**Collected data**
»»

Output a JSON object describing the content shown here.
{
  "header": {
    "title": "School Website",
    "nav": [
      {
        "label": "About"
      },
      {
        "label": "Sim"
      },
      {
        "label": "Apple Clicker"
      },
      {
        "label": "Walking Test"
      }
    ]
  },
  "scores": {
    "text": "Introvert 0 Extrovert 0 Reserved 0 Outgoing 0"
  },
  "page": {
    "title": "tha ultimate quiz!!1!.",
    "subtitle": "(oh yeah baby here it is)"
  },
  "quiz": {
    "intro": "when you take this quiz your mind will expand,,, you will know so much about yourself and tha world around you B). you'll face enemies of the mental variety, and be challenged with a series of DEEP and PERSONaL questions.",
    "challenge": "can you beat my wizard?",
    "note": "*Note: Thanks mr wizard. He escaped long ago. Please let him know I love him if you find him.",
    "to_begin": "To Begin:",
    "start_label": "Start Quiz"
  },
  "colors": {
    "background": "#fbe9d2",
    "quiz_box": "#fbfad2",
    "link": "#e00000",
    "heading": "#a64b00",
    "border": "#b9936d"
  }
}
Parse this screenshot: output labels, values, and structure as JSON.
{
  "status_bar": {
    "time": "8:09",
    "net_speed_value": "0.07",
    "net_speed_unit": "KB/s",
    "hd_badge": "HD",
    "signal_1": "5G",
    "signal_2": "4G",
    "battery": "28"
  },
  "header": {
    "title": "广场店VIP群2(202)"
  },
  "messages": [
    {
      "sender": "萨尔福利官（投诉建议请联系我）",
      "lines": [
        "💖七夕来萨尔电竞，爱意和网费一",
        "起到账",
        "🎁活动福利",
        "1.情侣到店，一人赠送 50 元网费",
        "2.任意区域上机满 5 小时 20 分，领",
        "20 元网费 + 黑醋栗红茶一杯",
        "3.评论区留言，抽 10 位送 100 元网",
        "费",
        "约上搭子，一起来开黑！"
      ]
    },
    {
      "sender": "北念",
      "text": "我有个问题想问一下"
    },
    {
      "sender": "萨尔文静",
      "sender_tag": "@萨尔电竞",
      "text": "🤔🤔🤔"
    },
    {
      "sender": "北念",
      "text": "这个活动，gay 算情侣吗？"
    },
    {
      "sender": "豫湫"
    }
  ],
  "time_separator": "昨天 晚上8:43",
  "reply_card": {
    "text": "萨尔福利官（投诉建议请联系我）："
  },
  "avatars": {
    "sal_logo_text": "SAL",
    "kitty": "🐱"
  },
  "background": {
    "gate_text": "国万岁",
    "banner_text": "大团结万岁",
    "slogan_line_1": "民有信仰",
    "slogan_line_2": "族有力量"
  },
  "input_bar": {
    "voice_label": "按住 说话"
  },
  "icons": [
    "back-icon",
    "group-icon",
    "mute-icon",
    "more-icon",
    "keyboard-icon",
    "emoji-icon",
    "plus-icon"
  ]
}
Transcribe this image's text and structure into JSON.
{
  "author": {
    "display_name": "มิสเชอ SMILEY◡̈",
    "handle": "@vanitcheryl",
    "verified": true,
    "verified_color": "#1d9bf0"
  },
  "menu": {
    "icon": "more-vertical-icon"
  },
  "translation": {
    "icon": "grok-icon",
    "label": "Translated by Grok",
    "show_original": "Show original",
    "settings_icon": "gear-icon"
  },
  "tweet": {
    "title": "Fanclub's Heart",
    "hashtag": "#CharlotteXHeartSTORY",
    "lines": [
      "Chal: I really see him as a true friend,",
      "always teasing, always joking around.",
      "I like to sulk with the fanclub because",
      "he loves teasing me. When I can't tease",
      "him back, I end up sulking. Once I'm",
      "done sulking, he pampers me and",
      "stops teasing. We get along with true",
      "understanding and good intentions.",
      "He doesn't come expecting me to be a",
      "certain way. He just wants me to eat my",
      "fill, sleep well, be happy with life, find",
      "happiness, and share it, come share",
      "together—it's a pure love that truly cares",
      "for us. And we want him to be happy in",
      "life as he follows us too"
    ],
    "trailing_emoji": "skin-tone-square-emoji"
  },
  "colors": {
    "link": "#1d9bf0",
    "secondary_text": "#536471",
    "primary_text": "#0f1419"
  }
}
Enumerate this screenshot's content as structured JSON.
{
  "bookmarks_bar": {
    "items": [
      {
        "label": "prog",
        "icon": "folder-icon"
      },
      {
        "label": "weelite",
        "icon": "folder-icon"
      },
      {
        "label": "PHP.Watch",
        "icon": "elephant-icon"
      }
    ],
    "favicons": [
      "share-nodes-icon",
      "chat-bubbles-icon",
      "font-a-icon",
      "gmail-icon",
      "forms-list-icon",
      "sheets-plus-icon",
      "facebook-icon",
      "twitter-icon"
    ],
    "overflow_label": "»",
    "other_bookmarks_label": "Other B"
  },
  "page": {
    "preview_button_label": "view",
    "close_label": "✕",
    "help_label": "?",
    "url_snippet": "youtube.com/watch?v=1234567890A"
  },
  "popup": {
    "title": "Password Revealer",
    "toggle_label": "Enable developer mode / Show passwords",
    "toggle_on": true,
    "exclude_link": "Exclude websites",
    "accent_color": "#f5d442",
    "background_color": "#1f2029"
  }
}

««

Check every line for "萨尔福利官" and show the ones that have it.

      "sender": "萨尔福利官（投诉建议请联系我）",
    "text": "萨尔福利官（投诉建议请联系我）："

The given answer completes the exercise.